#### Provided data ####

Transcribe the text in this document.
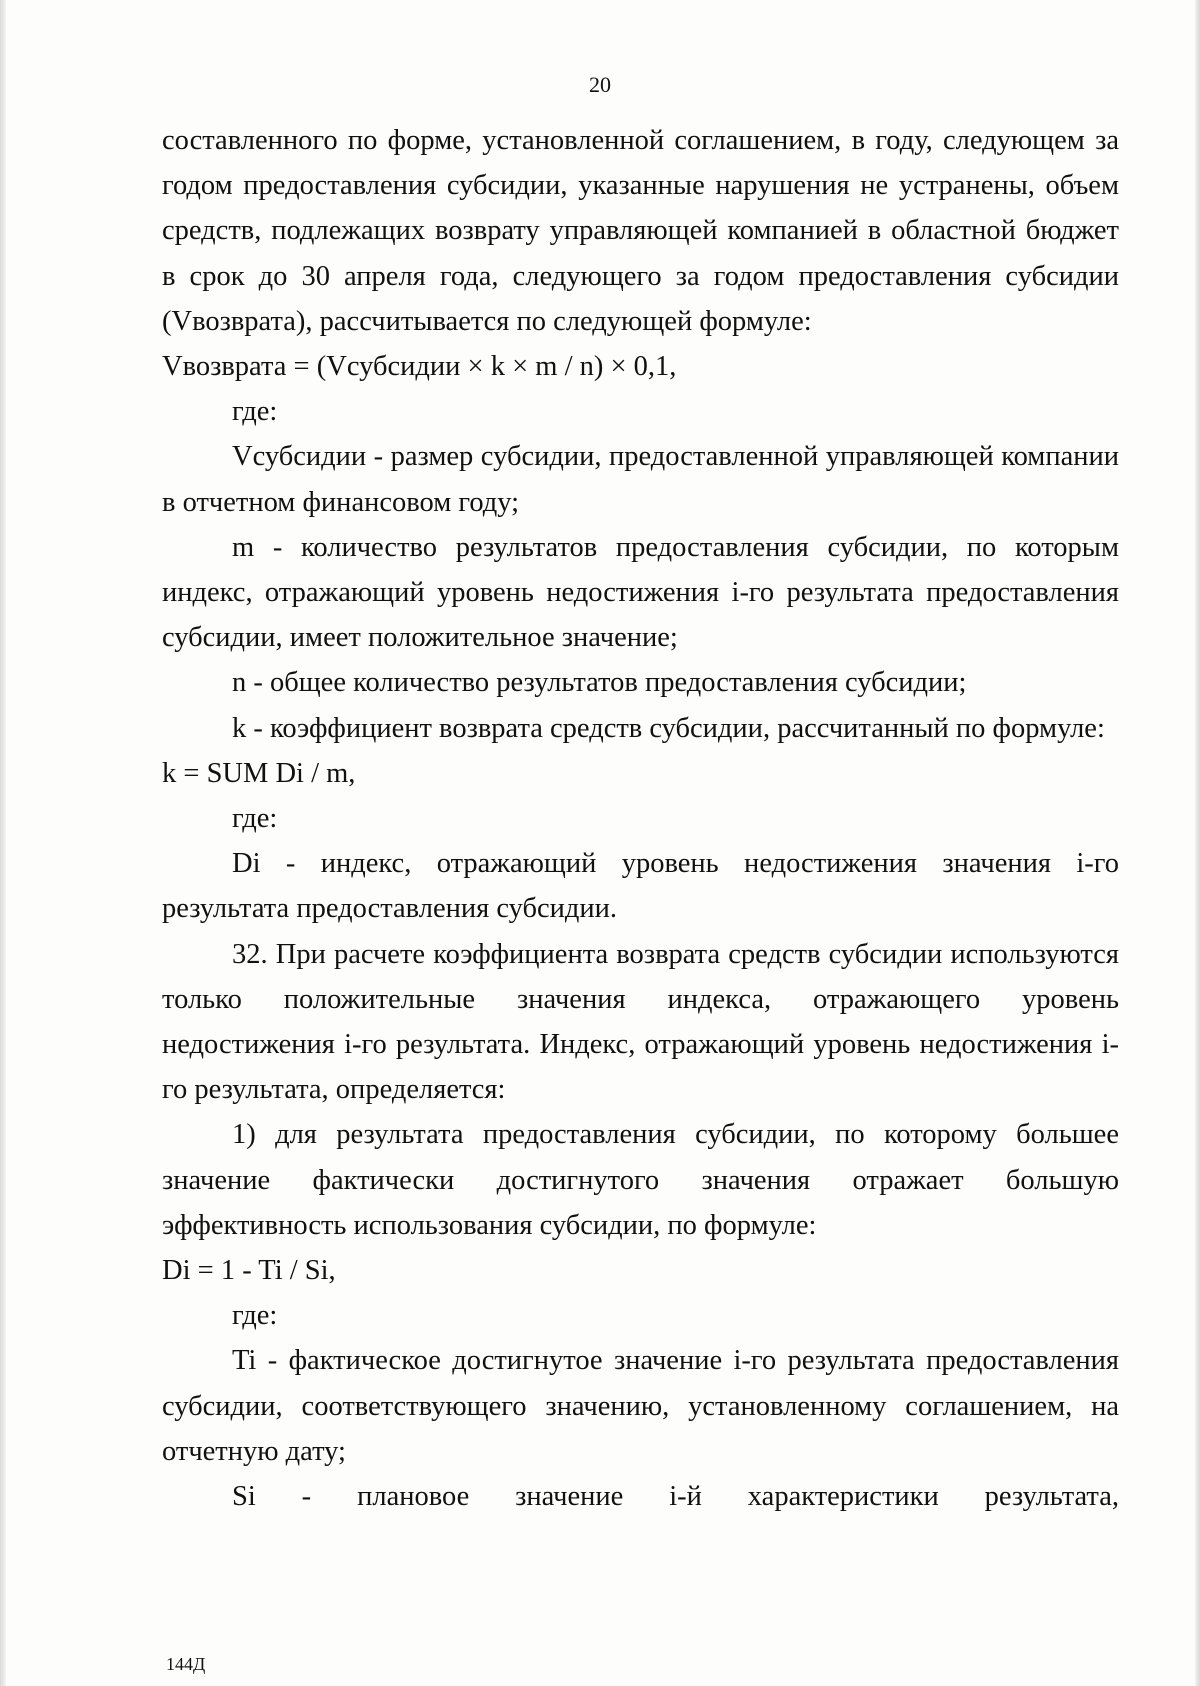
20

составленного по форме, установленной соглашением, в году, следующем за годом предоставления субсидии, указанные нарушения не устранены, объем средств, подлежащих возврату управляющей компанией в областной бюджет в срок до 30 апреля года, следующего за годом предоставления субсидии (Vвозврата), рассчитывается по следующей формуле:

Vвозврата = (Vсубсидии × k × m / n) × 0,1,

где:

Vсубсидии - размер субсидии, предоставленной управляющей компании в отчетном финансовом году;

m - количество результатов предоставления субсидии, по которым индекс, отражающий уровень недостижения i-го результата предоставления субсидии, имеет положительное значение;

n - общее количество результатов предоставления субсидии;

k - коэффициент возврата средств субсидии, рассчитанный по формуле:

k = SUM Di / m,

где:

Di - индекс, отражающий уровень недостижения значения i-го результата предоставления субсидии.

32. При расчете коэффициента возврата средств субсидии используются только положительные значения индекса, отражающего уровень недостижения i-го результата. Индекс, отражающий уровень недостижения i-го результата, определяется:

1) для результата предоставления субсидии, по которому большее значение фактически достигнутого значения отражает большую эффективность использования субсидии, по формуле:

Di = 1 - Ti / Si,

где:

Ti - фактическое достигнутое значение i-го результата предоставления субсидии, соответствующего значению, установленному соглашением, на отчетную дату;

Si - плановое значение i-й характеристики результата,

144Д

####

◆ Instructions to follow
Omit the pictures and reproduce the listing exactly.

◆ Exercise answer
Transcribe the text in this document.
20

составленного по форме, установленной соглашением, в году, следующем за годом предоставления субсидии, указанные нарушения не устранены, объем средств, подлежащих возврату управляющей компанией в областной бюджет в срок до 30 апреля года, следующего за годом предоставления субсидии (Vвозврата), рассчитывается по следующей формуле:

Vвозврата = (Vсубсидии × k × m / n) × 0,1,

где:

Vсубсидии - размер субсидии, предоставленной управляющей компании в отчетном финансовом году;

m - количество результатов предоставления субсидии, по которым индекс, отражающий уровень недостижения i-го результата предоставления субсидии, имеет положительное значение;

n - общее количество результатов предоставления субсидии;

k - коэффициент возврата средств субсидии, рассчитанный по формуле:

k = SUM Di / m,

где:

Di - индекс, отражающий уровень недостижения значения i-го результата предоставления субсидии.

32. При расчете коэффициента возврата средств субсидии используются только положительные значения индекса, отражающего уровень недостижения i-го результата. Индекс, отражающий уровень недостижения i-го результата, определяется:

1) для результата предоставления субсидии, по которому большее значение фактически достигнутого значения отражает большую эффективность использования субсидии, по формуле:

Di = 1 - Ti / Si,

где:

Ti - фактическое достигнутое значение i-го результата предоставления субсидии, соответствующего значению, установленному соглашением, на отчетную дату;

Si - плановое значение i-й характеристики результата,

144Д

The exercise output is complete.